- [Rows]:
^^^^

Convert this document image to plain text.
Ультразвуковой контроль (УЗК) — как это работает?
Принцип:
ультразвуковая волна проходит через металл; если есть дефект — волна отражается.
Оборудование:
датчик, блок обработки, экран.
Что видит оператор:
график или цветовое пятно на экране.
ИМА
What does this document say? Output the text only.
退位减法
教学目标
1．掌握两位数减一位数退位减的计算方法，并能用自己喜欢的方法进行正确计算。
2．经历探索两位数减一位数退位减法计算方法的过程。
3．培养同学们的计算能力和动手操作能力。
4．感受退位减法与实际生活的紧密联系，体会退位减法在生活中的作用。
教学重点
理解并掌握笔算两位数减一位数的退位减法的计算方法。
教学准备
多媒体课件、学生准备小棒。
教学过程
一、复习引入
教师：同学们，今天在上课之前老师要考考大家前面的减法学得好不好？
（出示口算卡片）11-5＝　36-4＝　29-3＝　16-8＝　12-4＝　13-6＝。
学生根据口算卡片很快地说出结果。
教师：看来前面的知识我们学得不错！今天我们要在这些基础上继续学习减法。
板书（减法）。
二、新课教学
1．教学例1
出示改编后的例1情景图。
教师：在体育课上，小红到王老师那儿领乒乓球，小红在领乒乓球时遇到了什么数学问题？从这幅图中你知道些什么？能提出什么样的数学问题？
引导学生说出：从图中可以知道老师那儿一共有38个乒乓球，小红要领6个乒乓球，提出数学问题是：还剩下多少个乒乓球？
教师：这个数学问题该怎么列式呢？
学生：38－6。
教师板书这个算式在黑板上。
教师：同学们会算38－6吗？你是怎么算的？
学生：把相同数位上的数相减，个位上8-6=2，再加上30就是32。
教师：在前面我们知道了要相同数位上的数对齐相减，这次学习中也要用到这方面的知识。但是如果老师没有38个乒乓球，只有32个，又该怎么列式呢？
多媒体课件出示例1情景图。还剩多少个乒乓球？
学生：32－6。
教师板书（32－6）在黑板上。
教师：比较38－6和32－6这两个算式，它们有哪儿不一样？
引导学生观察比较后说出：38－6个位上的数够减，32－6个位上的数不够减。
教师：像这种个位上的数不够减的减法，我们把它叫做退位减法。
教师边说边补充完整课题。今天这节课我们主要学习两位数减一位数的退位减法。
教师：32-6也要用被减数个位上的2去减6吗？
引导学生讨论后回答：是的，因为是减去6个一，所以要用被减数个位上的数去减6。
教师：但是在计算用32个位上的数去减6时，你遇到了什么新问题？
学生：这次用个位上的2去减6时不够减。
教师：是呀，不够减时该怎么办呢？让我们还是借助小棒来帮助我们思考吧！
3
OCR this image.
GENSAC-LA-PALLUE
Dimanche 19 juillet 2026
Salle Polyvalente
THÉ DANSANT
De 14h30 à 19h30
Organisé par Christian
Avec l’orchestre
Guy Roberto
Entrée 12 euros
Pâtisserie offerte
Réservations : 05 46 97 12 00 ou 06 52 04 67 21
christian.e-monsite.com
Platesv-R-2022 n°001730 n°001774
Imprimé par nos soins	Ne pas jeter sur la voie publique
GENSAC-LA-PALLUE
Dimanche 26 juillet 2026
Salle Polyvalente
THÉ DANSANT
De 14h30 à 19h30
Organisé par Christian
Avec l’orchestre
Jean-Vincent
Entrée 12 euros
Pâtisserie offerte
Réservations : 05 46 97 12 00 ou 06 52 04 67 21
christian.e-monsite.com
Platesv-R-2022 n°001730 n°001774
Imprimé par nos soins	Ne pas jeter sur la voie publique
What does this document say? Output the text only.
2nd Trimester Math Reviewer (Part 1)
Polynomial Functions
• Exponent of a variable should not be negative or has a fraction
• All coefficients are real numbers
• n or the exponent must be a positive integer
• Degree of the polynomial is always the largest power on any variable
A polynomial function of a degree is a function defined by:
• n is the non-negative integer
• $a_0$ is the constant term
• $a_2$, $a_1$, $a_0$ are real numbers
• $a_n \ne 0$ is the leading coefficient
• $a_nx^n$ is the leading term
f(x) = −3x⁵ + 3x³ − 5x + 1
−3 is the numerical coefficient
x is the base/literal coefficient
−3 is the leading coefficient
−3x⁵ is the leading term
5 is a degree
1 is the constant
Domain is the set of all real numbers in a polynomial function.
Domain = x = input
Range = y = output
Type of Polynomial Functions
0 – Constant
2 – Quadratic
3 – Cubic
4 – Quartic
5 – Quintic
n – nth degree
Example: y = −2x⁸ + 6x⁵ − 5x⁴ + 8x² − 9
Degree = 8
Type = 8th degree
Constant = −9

^^^^

- [Given task]:
Go through the listing above line by line and say how many lines hold the word "Domain". Reply with that number only.

- [Task solution]:
2